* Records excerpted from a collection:

[Start]

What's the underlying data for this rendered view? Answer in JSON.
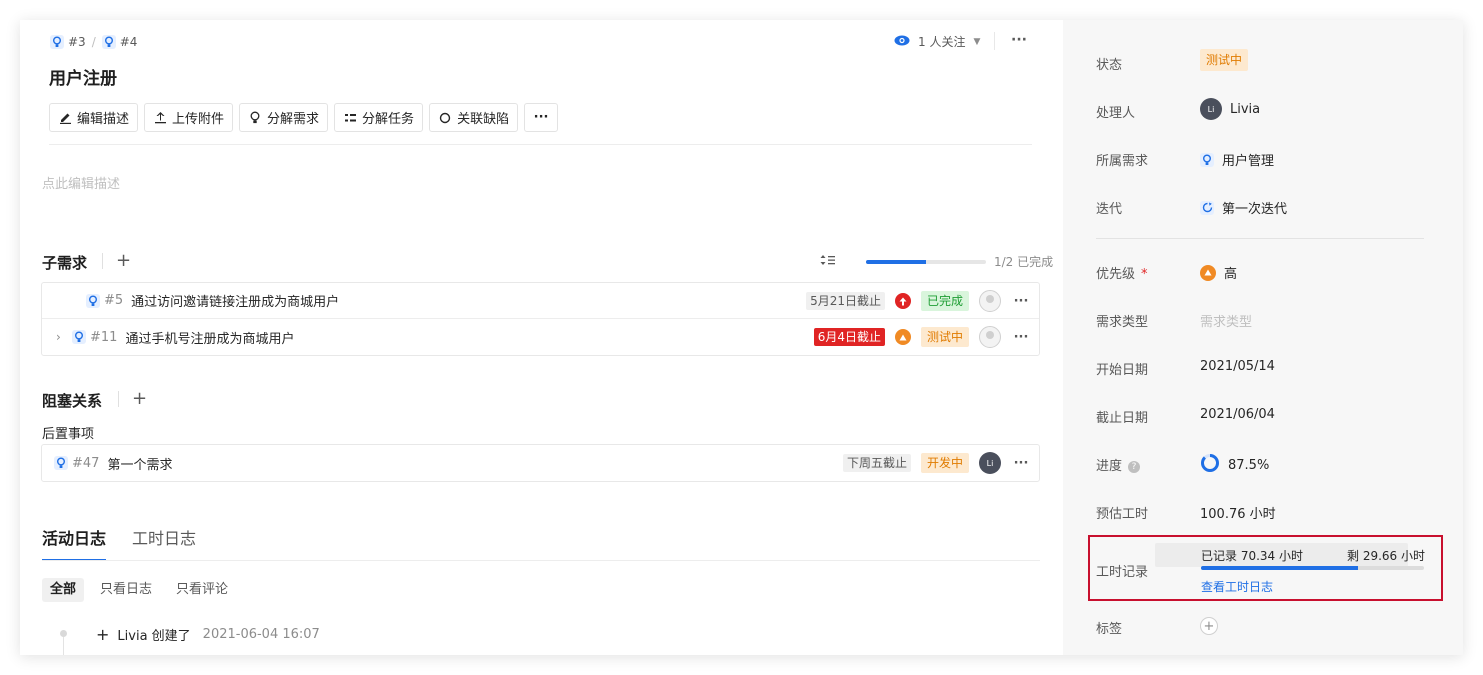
{
  "breadcrumb": {
    "items": [
      "#3",
      "#4"
    ],
    "sep": "/"
  },
  "watch": {
    "label": "1 人关注"
  },
  "title": "用户注册",
  "toolbar": {
    "edit_desc": "编辑描述",
    "upload": "上传附件",
    "split_req": "分解需求",
    "split_task": "分解任务",
    "link_bug": "关联缺陷"
  },
  "description_placeholder": "点此编辑描述",
  "subreq": {
    "title": "子需求",
    "progress_label": "1/2 已完成",
    "progress_fraction": 0.5,
    "rows": [
      {
        "num": "#5",
        "name": "通过访问邀请链接注册成为商城用户",
        "due": "5月21日截止",
        "status": "已完成"
      },
      {
        "num": "#11",
        "name": "通过手机号注册成为商城用户",
        "due": "6月4日截止",
        "status": "测试中"
      }
    ]
  },
  "blocking": {
    "title": "阻塞关系",
    "subtitle": "后置事项",
    "rows": [
      {
        "num": "#47",
        "name": "第一个需求",
        "due": "下周五截止",
        "status": "开发中"
      }
    ]
  },
  "activity": {
    "tabs": [
      "活动日志",
      "工时日志"
    ],
    "filters": [
      "全部",
      "只看日志",
      "只看评论"
    ],
    "log": {
      "text": "Livia 创建了",
      "time": "2021-06-04 16:07"
    }
  },
  "sidebar": {
    "status": {
      "label": "状态",
      "value": "测试中"
    },
    "assignee": {
      "label": "处理人",
      "value": "Livia"
    },
    "parent": {
      "label": "所属需求",
      "value": "用户管理"
    },
    "iteration": {
      "label": "迭代",
      "value": "第一次迭代"
    },
    "priority": {
      "label": "优先级",
      "star": "*",
      "value": "高"
    },
    "req_type": {
      "label": "需求类型",
      "value": "需求类型"
    },
    "start": {
      "label": "开始日期",
      "value": "2021/05/14"
    },
    "due": {
      "label": "截止日期",
      "value": "2021/06/04"
    },
    "progress": {
      "label": "进度",
      "value": "87.5%",
      "fraction": 0.875
    },
    "estimate": {
      "label": "预估工时",
      "value": "100.76 小时"
    },
    "worklog": {
      "label": "工时记录",
      "recorded": "已记录 70.34 小时",
      "remaining": "剩 29.66 小时",
      "fraction": 0.7035,
      "link": "查看工时日志"
    },
    "tags": {
      "label": "标签"
    }
  },
  "colors": {
    "accent": "#1f6fe5",
    "danger": "#e02424",
    "warning": "#e07b00",
    "success": "#1f9e34",
    "highlight": "#c8102e"
  }
}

[End]

* REQUEST: Scan the material and collect every line that contains "value".

* PROBLEM SOLUTION:
      "value": "测试中"
      "value": "Livia"
      "value": "用户管理"
      "value": "第一次迭代"
      "value": "高"
      "value": "需求类型"
      "value": "2021/05/14"
      "value": "2021/06/04"
      "value": "87.5%",
      "value": "100.76 小时"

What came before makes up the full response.